_Given request_
Copy out the items word for word, everything from the start of the items down to the line containing "nav-item-store-load-update[interactable]: Store /", with both ends included.

(Spatial annotation records)
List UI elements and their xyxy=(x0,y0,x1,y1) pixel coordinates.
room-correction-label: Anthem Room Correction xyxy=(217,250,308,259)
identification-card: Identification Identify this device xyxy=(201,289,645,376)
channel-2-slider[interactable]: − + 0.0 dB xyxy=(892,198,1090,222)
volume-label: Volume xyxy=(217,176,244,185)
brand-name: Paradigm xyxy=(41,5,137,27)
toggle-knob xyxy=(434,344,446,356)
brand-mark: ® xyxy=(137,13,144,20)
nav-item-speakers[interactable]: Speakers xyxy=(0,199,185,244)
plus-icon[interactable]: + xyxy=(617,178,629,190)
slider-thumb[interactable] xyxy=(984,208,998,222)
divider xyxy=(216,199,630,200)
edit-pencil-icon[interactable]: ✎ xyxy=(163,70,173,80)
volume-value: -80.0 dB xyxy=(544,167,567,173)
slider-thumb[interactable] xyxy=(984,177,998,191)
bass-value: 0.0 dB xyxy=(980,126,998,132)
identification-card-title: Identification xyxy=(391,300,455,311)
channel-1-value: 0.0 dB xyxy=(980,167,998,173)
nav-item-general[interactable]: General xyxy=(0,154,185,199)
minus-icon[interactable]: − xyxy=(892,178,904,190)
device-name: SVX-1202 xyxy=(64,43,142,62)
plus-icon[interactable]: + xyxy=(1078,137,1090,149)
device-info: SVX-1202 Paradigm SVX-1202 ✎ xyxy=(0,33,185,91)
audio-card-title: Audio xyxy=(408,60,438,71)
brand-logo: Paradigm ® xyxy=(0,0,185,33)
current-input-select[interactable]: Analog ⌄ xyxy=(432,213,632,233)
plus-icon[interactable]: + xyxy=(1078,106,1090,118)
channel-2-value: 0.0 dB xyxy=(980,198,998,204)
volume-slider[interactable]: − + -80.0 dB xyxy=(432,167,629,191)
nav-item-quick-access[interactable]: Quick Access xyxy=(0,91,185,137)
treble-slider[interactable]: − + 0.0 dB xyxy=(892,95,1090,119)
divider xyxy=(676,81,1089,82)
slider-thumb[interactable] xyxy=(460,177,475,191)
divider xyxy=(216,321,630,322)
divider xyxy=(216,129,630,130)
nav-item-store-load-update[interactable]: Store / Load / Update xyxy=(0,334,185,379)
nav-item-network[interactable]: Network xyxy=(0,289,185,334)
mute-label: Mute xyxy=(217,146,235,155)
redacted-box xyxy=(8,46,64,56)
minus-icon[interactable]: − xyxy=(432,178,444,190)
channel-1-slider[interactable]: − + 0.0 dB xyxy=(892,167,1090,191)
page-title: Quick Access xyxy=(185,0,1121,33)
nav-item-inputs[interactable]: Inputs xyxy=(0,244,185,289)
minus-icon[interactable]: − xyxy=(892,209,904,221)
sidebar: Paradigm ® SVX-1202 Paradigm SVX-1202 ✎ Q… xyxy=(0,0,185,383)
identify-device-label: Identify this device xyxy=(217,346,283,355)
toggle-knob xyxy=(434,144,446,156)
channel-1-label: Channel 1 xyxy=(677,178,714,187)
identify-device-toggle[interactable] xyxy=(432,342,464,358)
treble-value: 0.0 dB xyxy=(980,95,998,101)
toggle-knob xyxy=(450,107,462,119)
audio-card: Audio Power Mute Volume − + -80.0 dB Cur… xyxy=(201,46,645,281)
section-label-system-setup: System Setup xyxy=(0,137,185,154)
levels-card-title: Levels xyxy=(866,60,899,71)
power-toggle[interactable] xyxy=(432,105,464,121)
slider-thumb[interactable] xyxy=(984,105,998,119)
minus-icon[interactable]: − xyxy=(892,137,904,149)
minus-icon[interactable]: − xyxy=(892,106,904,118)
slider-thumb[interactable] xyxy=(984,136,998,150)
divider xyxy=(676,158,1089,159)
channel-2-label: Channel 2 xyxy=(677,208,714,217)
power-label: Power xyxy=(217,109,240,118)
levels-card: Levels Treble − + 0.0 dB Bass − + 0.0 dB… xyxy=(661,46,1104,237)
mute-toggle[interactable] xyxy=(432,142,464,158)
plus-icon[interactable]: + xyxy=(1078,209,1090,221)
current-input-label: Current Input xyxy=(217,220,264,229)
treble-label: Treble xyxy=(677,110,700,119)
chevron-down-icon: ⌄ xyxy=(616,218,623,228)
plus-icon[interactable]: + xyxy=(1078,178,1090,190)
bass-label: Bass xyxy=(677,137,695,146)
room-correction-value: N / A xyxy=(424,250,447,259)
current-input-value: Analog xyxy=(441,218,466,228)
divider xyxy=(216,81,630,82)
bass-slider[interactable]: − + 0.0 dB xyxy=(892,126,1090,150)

_Response_
List UI elements and their xyxy=(x0,y0,x1,y1) pixel coordinates.
room-correction-label: Anthem Room Correction xyxy=(217,250,308,259)
identification-card: Identification Identify this device xyxy=(201,289,645,376)
channel-2-slider[interactable]: − + 0.0 dB xyxy=(892,198,1090,222)
volume-label: Volume xyxy=(217,176,244,185)
brand-name: Paradigm xyxy=(41,5,137,27)
toggle-knob xyxy=(434,344,446,356)
brand-mark: ® xyxy=(137,13,144,20)
nav-item-speakers[interactable]: Speakers xyxy=(0,199,185,244)
plus-icon[interactable]: + xyxy=(617,178,629,190)
slider-thumb[interactable] xyxy=(984,208,998,222)
divider xyxy=(216,199,630,200)
edit-pencil-icon[interactable]: ✎ xyxy=(163,70,173,80)
volume-value: -80.0 dB xyxy=(544,167,567,173)
slider-thumb[interactable] xyxy=(984,177,998,191)
bass-value: 0.0 dB xyxy=(980,126,998,132)
identification-card-title: Identification xyxy=(391,300,455,311)
channel-1-value: 0.0 dB xyxy=(980,167,998,173)
nav-item-general[interactable]: General xyxy=(0,154,185,199)
minus-icon[interactable]: − xyxy=(892,178,904,190)
device-name: SVX-1202 xyxy=(64,43,142,62)
plus-icon[interactable]: + xyxy=(1078,137,1090,149)
device-info: SVX-1202 Paradigm SVX-1202 ✎ xyxy=(0,33,185,91)
audio-card-title: Audio xyxy=(408,60,438,71)
brand-logo: Paradigm ® xyxy=(0,0,185,33)
current-input-select[interactable]: Analog ⌄ xyxy=(432,213,632,233)
plus-icon[interactable]: + xyxy=(1078,106,1090,118)
channel-2-value: 0.0 dB xyxy=(980,198,998,204)
volume-slider[interactable]: − + -80.0 dB xyxy=(432,167,629,191)
nav-item-quick-access[interactable]: Quick Access xyxy=(0,91,185,137)
treble-slider[interactable]: − + 0.0 dB xyxy=(892,95,1090,119)
divider xyxy=(676,81,1089,82)
slider-thumb[interactable] xyxy=(460,177,475,191)
divider xyxy=(216,321,630,322)
divider xyxy=(216,129,630,130)
nav-item-store-load-update[interactable]: Store / Load / Update xyxy=(0,334,185,379)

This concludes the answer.